TASK REQUIREMENTS:
Would you quote every entry exactly, dropping only the pictures?

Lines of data

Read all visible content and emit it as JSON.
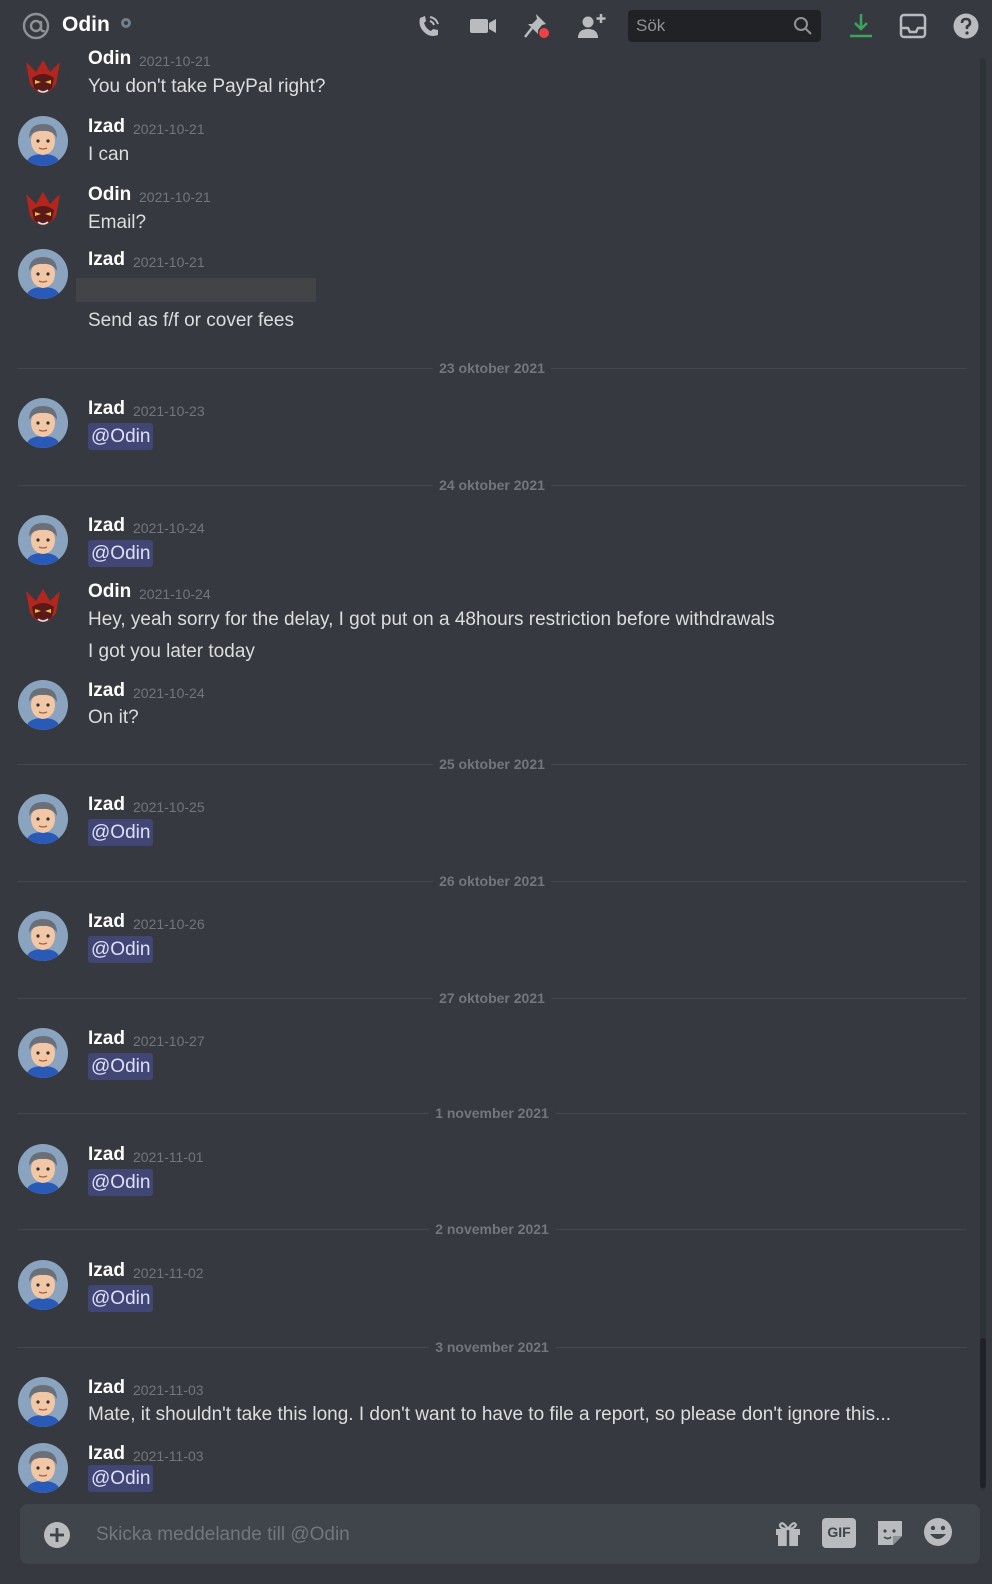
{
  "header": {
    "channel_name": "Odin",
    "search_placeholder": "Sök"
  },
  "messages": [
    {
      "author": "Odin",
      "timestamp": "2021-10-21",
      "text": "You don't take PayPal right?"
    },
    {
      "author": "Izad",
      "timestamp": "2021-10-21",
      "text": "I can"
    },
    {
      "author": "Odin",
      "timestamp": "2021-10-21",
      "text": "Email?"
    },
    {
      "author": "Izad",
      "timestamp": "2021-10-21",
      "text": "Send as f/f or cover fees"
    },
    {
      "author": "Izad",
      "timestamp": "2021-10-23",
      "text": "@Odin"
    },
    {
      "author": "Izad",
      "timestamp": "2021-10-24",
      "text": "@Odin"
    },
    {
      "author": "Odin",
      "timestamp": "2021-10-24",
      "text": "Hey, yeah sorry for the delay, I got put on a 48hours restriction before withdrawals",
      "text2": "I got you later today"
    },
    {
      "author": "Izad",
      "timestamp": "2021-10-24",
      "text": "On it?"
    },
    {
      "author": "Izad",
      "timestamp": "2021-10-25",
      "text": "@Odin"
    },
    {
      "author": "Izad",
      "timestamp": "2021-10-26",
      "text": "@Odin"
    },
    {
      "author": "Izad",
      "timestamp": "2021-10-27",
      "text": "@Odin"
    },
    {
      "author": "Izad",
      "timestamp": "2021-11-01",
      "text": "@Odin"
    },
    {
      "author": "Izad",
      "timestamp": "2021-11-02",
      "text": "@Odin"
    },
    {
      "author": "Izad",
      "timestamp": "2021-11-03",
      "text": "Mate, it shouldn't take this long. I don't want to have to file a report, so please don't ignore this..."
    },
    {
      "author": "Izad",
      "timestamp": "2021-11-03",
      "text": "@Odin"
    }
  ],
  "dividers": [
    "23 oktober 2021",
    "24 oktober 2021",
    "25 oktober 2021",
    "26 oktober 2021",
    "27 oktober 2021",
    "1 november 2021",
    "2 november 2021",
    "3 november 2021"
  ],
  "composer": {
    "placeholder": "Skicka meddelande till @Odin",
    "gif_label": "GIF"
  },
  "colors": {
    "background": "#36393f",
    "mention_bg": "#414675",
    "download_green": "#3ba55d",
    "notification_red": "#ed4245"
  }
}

COMPLETE RESPONSE:
Read all visible content and emit it as JSON.
{
  "header": {
    "channel_name": "Odin",
    "search_placeholder": "Sök"
  },
  "messages": [
    {
      "author": "Odin",
      "timestamp": "2021-10-21",
      "text": "You don't take PayPal right?"
    },
    {
      "author": "Izad",
      "timestamp": "2021-10-21",
      "text": "I can"
    },
    {
      "author": "Odin",
      "timestamp": "2021-10-21",
      "text": "Email?"
    },
    {
      "author": "Izad",
      "timestamp": "2021-10-21",
      "text": "Send as f/f or cover fees"
    },
    {
      "author": "Izad",
      "timestamp": "2021-10-23",
      "text": "@Odin"
    },
    {
      "author": "Izad",
      "timestamp": "2021-10-24",
      "text": "@Odin"
    },
    {
      "author": "Odin",
      "timestamp": "2021-10-24",
      "text": "Hey, yeah sorry for the delay, I got put on a 48hours restriction before withdrawals",
      "text2": "I got you later today"
    },
    {
      "author": "Izad",
      "timestamp": "2021-10-24",
      "text": "On it?"
    },
    {
      "author": "Izad",
      "timestamp": "2021-10-25",
      "text": "@Odin"
    },
    {
      "author": "Izad",
      "timestamp": "2021-10-26",
      "text": "@Odin"
    },
    {
      "author": "Izad",
      "timestamp": "2021-10-27",
      "text": "@Odin"
    },
    {
      "author": "Izad",
      "timestamp": "2021-11-01",
      "text": "@Odin"
    },
    {
      "author": "Izad",
      "timestamp": "2021-11-02",
      "text": "@Odin"
    },
    {
      "author": "Izad",
      "timestamp": "2021-11-03",
      "text": "Mate, it shouldn't take this long. I don't want to have to file a report, so please don't ignore this..."
    },
    {
      "author": "Izad",
      "timestamp": "2021-11-03",
      "text": "@Odin"
    }
  ],
  "dividers": [
    "23 oktober 2021",
    "24 oktober 2021",
    "25 oktober 2021",
    "26 oktober 2021",
    "27 oktober 2021",
    "1 november 2021",
    "2 november 2021",
    "3 november 2021"
  ],
  "composer": {
    "placeholder": "Skicka meddelande till @Odin",
    "gif_label": "GIF"
  },
  "colors": {
    "background": "#36393f",
    "mention_bg": "#414675",
    "download_green": "#3ba55d",
    "notification_red": "#ed4245"
  }
}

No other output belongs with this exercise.